*** Document text Section Begins ***

Mr. Mohanka is not disqualified from being re-appointed as a Director in terms of Section 164 of the Act and has given his consent to act as Whole-time Director of the Company, whose term of office shall be liable to retire by rotation.

The material terms and conditions of re-appointment of Mr. Mohanka are as under:

  1. In consideration of the performance of his duties to the Company, Mr. Mohanka shall be entitled to the following remuneration subject to applicable taxes:

  2. (a) Basic Salary: Rs. 17,92,000/- per month. Increments in the basic salary shall be as per the Company’s policy and as may be determined by Board of Directors on the recommendation of Nomination and Remuneration Committee, from time to time.

  3. (b) Special Allowance: Rs. 8,00,800/- per month. Increments in the special allowance shall be as per the Company’s policy and as may be determined by Board of Directors on the recommendation of Nomination and Remuneration Committee, from time to time.

  4. (c ) Benefits:

    • (i) Accommodation: Fully furnished residential accommodation or House Rent Allowance @50% of basic salary

    • (ii) Medical Reimbursement: Reimbursement of all expenses incurred including premium for health insurance for self and spouse subject to the total cost to the Company shall not exceed his one month’s basic salary in a year or three month’s basic salary over a period of three years.

    • (iii) Leave Travel Allowance: For self and family once in a year in accordance with the rules of the company

    • (iv) Club Fees: Fees for clubs, subject to a maximum of three clubs in India may be provided but no life membership fee or admission fee is to be paid by the Company.

    • (v) Personal Accident Insurance: Personal accident insurance will be provided in accordance with the rules of the Company.

    • (vi) Encashment of Leave: Encashment of leave at the end of the tenure of office in accordance with the rules of the Company.

    • (vii) Provision for car with driver for official use.

  5. (d) Performance Linked Bonus: Performance linked bonus will be allowed in addition to Salary as stated above according to the Company’s policy and as may be determined by Board of Directors on the Nomination and Remuneration Committee (NRC) and in no case performance linked bonus exceeds 100% of annual salary.

*** Document text Section Ends ***
*** Supplied material Section Begins ***

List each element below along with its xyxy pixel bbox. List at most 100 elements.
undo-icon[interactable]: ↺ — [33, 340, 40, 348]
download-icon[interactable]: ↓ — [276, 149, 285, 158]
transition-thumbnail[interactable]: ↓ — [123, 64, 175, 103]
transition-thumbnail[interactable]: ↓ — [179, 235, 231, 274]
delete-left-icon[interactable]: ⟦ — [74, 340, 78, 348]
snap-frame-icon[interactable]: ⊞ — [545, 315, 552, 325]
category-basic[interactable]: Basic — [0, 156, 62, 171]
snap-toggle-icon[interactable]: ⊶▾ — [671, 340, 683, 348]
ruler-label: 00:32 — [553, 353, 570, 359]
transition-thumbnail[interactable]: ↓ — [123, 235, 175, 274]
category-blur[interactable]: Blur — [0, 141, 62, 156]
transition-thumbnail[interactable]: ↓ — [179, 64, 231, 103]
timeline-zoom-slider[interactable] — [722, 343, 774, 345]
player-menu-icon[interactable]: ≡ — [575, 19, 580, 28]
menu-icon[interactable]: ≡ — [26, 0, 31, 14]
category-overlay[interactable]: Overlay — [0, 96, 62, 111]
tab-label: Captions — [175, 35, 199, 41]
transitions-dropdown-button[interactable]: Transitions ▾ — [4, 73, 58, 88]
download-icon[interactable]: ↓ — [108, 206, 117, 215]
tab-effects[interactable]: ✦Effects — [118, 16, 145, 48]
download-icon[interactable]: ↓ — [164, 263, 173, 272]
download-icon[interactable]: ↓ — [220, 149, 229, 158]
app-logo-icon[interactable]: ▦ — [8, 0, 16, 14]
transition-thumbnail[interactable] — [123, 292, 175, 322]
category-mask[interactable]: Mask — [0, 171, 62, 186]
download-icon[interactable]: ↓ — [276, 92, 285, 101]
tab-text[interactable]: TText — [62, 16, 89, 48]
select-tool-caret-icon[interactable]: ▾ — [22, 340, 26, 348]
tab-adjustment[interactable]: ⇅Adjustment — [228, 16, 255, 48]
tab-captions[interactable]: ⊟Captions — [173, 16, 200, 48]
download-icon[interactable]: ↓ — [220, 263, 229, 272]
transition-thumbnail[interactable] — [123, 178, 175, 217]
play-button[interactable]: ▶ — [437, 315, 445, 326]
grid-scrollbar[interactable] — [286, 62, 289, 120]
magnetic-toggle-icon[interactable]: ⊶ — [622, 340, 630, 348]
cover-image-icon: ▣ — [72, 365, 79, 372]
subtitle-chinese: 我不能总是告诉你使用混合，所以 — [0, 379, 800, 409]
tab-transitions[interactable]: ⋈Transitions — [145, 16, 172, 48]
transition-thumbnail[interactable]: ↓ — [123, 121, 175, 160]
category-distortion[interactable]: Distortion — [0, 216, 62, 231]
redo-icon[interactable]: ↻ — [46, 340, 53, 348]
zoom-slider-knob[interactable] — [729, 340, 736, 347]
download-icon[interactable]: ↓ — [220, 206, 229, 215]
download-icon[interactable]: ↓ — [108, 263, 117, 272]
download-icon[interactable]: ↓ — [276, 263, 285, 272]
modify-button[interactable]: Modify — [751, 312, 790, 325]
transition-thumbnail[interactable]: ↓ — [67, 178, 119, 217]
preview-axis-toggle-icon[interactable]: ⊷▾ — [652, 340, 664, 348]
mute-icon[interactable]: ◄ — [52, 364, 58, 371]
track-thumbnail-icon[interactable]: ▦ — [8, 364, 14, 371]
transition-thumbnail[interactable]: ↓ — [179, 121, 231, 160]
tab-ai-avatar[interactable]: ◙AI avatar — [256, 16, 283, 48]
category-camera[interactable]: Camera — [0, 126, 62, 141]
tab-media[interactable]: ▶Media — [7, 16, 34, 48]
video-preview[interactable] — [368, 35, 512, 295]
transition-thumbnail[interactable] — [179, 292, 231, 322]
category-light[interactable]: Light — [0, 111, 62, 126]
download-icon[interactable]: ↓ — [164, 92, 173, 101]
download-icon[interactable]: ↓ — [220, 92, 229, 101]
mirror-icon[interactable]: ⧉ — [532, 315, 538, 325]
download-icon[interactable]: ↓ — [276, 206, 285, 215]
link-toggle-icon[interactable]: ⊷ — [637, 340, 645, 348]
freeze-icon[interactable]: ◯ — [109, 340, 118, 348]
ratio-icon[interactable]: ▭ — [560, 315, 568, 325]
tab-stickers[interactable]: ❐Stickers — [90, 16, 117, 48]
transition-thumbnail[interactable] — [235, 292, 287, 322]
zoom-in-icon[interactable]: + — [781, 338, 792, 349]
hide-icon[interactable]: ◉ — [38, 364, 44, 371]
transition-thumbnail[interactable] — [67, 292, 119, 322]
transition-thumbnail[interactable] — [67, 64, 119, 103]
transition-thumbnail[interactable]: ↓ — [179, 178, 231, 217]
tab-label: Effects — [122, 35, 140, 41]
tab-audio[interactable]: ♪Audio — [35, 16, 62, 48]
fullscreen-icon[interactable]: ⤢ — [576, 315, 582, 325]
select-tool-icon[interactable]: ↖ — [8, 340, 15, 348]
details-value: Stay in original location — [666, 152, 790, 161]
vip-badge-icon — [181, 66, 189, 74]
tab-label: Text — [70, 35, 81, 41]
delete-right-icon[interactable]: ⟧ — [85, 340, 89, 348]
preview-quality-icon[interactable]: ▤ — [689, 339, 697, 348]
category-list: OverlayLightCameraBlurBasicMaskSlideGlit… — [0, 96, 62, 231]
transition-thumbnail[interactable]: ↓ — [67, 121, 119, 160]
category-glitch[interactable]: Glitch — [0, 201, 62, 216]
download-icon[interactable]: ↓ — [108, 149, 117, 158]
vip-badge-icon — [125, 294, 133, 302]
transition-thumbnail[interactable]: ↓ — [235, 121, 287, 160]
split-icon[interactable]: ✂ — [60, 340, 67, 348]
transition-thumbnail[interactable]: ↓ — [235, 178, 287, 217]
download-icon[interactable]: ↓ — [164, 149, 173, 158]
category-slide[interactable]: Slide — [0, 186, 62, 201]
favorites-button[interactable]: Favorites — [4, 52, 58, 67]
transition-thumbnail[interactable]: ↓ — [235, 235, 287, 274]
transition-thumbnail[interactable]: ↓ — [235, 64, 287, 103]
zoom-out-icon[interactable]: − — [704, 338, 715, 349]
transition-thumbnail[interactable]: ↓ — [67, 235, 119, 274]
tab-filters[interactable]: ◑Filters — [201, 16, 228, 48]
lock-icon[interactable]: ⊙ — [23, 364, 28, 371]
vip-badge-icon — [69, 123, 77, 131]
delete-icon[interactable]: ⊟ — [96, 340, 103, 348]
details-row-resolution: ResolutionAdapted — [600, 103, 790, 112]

*** Supplied material Section Ends ***

Requirement 1: In the passage on Mr. Mohanka's re-appointment, shorten the paragraph beginning "(ii) Medical Reimbursement" and keep its main facts.
Requirement 2: Pick up the passage on Mr. Mohanka's re-appointment after its last sentence and continue it.
The listing is separate material, unrelated to the passage on Mr. Mohanka's re-appointment.

Task response 1: (ii) Medical Reimbursement: All expenses for him and his spouse, including health insurance premiums, are reimbursed. The total cost to the Company may not exceed one month's basic salary in a year or three months' basic salary over three years.

Task response 2:
  6. The Board or any Committee of the Board shall, in accordance with the statutory limits/approvals as may be applicable for the time being in force, be at full liberty to revise/alter/modify/amend the terms and conditions of the remuneration, from time to time, as it may deem fit.

  7. Mr. Mohanka shall perform such duties and exercise such powers as are entrusted to him from time to time by the Board of Directors.

  8. Mr. Mohanka shall devote sufficient time to enable him to discharge his duties to the Company diligently and to the best of his abilities and shall in all respects comply with the Tega Code of Conduct and other Policies and Procedures.

  9. Notwithstanding the profits in any financial year, the Company shall pay the remuneration as mentioned above as the minimum remuneration to Mr. Mohanka for a period of 3 (three) years.

  10. Either party shall be entitled to terminate the employment by giving not less than 6 (six) months’ notice in writing in that behalf to the other party without the necessity of showing any cause.

A copy of the agreement between Mr. Mohanka and the Company containing terms of his appointment will be available for inspection by any member without payment of any fee at the Registered Office of the company by any members of the company during the e-voting period on all days except Saturdays, Sundays and Bank holidays during 10.00 A.M to 1.00 P.M.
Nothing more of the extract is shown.